#### OBJECTIVE
Copy all lines in which the word "name" can be found.

#### DATA TO USE
= = = = =

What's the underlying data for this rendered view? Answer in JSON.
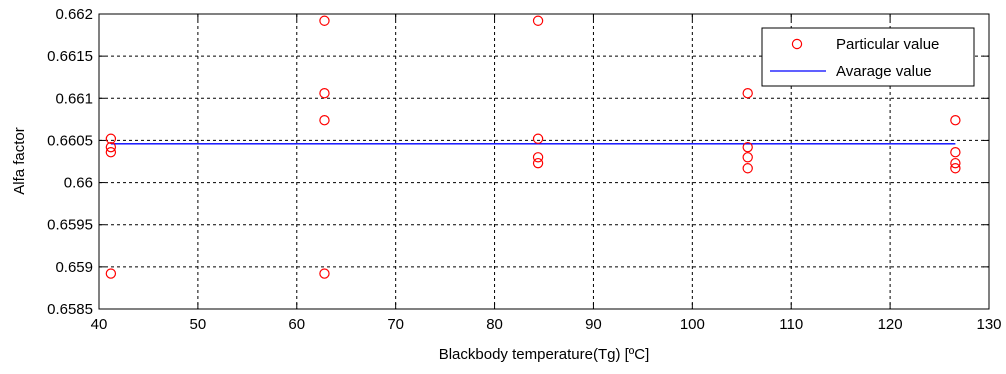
{
  "chart_data": {
    "type": "scatter",
    "title": "",
    "xlabel": "Blackbody temperature(Tg) [ºC]",
    "ylabel": "Alfa factor",
    "xlim": [
      40,
      130
    ],
    "ylim": [
      0.6585,
      0.662
    ],
    "x_ticks": [
      40,
      50,
      60,
      70,
      80,
      90,
      100,
      110,
      120,
      130
    ],
    "x_tick_labels": [
      "40",
      "50",
      "60",
      "70",
      "80",
      "90",
      "100",
      "110",
      "120",
      "130"
    ],
    "y_ticks": [
      0.6585,
      0.659,
      0.6595,
      0.66,
      0.6605,
      0.661,
      0.6615,
      0.662
    ],
    "y_tick_labels": [
      "0.6585",
      "0.659",
      "0.6595",
      "0.66",
      "0.6605",
      "0.661",
      "0.6615",
      "0.662"
    ],
    "grid": true,
    "legend_position": "top-right",
    "series": [
      {
        "name": "Particular value",
        "kind": "scatter",
        "marker": "circle-open",
        "color": "#ff0000",
        "points": [
          {
            "x": 41.2,
            "y": 0.66052
          },
          {
            "x": 41.2,
            "y": 0.66042
          },
          {
            "x": 41.2,
            "y": 0.66036
          },
          {
            "x": 41.2,
            "y": 0.65892
          },
          {
            "x": 62.8,
            "y": 0.66192
          },
          {
            "x": 62.8,
            "y": 0.66106
          },
          {
            "x": 62.8,
            "y": 0.66074
          },
          {
            "x": 62.8,
            "y": 0.65892
          },
          {
            "x": 84.4,
            "y": 0.66192
          },
          {
            "x": 84.4,
            "y": 0.66052
          },
          {
            "x": 84.4,
            "y": 0.6603
          },
          {
            "x": 84.4,
            "y": 0.66023
          },
          {
            "x": 105.6,
            "y": 0.66106
          },
          {
            "x": 105.6,
            "y": 0.66042
          },
          {
            "x": 105.6,
            "y": 0.6603
          },
          {
            "x": 105.6,
            "y": 0.66017
          },
          {
            "x": 126.6,
            "y": 0.66074
          },
          {
            "x": 126.6,
            "y": 0.66036
          },
          {
            "x": 126.6,
            "y": 0.66023
          },
          {
            "x": 126.6,
            "y": 0.66017
          }
        ]
      },
      {
        "name": "Avarage value",
        "kind": "line",
        "color": "#0000ff",
        "x": [
          41.2,
          126.6
        ],
        "y": [
          0.66046,
          0.66046
        ]
      }
    ]
  }
}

= = = = =

#### SOLUTION TO THIS EXERCISE
        "name": "Particular value",
        "name": "Avarage value",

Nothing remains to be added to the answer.